== Instruction ==
Copy out each line featuring the string "ylabel" from the entries beneath.

****************

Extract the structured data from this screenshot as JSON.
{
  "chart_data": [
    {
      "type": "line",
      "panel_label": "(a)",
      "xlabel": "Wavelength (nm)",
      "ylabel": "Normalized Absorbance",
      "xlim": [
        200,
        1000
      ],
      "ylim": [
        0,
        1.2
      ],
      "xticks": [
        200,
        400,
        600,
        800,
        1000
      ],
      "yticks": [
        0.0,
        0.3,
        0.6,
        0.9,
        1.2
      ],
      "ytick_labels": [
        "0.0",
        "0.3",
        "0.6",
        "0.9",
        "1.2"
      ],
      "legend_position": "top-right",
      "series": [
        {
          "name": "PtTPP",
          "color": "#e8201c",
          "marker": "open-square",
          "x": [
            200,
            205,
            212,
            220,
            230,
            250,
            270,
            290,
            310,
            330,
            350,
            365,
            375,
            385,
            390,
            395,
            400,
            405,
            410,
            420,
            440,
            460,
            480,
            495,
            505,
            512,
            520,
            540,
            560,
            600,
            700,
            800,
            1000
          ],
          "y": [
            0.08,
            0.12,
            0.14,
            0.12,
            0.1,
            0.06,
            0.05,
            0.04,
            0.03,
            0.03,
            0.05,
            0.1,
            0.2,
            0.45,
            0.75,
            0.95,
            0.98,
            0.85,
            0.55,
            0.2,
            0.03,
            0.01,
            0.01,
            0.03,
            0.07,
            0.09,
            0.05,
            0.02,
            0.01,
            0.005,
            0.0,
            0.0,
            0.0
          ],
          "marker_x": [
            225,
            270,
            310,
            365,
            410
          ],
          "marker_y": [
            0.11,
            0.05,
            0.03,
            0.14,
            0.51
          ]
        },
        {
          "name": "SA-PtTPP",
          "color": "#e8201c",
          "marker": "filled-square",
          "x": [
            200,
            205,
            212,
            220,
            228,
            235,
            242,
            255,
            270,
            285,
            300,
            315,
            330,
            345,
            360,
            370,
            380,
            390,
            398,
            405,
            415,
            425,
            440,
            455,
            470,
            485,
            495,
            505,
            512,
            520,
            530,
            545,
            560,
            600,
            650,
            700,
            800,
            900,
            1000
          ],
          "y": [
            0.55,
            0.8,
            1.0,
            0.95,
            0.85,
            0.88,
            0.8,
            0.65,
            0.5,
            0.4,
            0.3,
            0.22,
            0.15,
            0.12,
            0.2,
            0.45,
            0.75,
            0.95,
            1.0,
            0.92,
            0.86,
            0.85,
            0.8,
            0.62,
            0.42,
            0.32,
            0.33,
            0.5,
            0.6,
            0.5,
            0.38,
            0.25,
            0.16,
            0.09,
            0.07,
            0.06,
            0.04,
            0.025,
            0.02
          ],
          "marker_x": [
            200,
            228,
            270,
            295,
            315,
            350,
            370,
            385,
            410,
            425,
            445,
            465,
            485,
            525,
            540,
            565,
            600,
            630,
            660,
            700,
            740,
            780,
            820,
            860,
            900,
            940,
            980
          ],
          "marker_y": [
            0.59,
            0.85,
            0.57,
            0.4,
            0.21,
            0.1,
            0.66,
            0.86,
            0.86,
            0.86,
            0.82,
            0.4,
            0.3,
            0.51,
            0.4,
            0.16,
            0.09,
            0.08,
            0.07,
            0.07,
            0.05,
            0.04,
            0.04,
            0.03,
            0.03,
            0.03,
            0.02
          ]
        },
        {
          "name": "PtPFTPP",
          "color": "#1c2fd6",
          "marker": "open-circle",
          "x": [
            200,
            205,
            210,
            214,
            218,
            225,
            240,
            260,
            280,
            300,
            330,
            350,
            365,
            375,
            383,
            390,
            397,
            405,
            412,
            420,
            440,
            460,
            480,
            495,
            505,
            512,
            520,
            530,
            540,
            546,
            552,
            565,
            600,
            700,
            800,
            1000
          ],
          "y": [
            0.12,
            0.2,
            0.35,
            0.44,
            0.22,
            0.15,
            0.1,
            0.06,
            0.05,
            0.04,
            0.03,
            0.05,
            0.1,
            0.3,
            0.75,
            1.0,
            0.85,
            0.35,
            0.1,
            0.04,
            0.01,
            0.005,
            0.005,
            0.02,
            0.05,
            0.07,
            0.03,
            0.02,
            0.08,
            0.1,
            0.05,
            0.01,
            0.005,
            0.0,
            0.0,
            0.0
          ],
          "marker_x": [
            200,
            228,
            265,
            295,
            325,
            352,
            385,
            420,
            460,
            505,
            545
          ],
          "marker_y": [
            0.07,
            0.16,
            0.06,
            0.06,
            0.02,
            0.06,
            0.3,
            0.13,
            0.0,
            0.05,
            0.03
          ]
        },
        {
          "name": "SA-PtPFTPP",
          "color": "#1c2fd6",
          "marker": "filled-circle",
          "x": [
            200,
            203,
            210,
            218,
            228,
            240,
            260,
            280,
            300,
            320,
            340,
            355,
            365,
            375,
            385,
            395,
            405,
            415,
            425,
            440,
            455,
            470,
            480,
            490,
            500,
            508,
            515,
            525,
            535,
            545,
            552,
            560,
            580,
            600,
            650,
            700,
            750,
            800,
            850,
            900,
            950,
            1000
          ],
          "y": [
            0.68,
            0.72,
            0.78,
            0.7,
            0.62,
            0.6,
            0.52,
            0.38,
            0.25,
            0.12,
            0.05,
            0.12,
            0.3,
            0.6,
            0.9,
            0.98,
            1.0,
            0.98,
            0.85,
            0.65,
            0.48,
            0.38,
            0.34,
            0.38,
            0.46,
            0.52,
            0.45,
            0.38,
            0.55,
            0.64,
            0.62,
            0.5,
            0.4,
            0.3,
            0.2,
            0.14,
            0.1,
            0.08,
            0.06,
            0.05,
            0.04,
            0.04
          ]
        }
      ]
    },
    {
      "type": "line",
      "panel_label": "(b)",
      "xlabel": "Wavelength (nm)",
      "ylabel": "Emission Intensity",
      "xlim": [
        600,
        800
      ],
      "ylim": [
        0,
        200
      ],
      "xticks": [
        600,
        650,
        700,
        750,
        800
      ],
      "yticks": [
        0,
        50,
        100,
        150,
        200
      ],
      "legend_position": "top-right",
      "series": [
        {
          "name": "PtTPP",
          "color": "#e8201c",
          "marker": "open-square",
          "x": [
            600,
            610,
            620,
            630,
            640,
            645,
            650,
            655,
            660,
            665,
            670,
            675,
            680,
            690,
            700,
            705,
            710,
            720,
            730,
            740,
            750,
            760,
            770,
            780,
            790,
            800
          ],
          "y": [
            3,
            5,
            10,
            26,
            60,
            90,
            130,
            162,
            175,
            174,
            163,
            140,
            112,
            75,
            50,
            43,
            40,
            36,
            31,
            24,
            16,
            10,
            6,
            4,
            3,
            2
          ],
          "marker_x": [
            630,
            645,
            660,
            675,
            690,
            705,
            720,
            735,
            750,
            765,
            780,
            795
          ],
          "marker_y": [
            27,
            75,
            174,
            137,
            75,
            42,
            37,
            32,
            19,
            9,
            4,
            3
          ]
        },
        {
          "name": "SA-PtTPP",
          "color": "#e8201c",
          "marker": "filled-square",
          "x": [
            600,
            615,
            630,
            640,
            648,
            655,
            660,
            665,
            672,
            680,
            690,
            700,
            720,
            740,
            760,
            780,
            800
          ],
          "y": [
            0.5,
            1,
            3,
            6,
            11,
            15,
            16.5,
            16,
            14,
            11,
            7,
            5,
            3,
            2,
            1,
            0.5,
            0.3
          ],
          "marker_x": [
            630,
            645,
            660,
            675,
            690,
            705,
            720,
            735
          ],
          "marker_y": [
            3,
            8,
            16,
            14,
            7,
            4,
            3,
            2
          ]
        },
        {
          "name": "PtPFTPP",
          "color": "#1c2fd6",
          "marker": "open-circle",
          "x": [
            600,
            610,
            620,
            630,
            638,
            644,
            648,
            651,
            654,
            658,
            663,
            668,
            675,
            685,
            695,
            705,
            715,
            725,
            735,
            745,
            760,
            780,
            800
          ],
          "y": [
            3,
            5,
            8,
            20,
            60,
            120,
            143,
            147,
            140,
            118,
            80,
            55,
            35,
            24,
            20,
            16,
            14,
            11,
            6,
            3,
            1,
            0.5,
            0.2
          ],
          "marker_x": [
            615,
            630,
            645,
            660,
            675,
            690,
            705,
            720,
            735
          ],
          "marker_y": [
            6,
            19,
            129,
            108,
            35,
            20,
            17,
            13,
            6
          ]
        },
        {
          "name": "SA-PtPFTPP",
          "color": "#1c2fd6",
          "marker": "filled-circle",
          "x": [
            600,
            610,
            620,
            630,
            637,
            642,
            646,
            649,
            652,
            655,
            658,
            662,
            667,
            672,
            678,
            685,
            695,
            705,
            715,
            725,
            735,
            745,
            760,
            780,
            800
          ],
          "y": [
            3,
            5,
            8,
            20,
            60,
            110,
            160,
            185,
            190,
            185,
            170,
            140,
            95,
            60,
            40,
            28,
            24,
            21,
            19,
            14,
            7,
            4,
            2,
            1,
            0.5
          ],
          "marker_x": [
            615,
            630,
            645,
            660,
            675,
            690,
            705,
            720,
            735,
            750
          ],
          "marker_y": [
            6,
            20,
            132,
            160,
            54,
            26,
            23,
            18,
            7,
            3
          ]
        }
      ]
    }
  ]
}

****************

== The completed task ==
      "ylabel": "Normalized Absorbance",
      "ylabel": "Emission Intensity",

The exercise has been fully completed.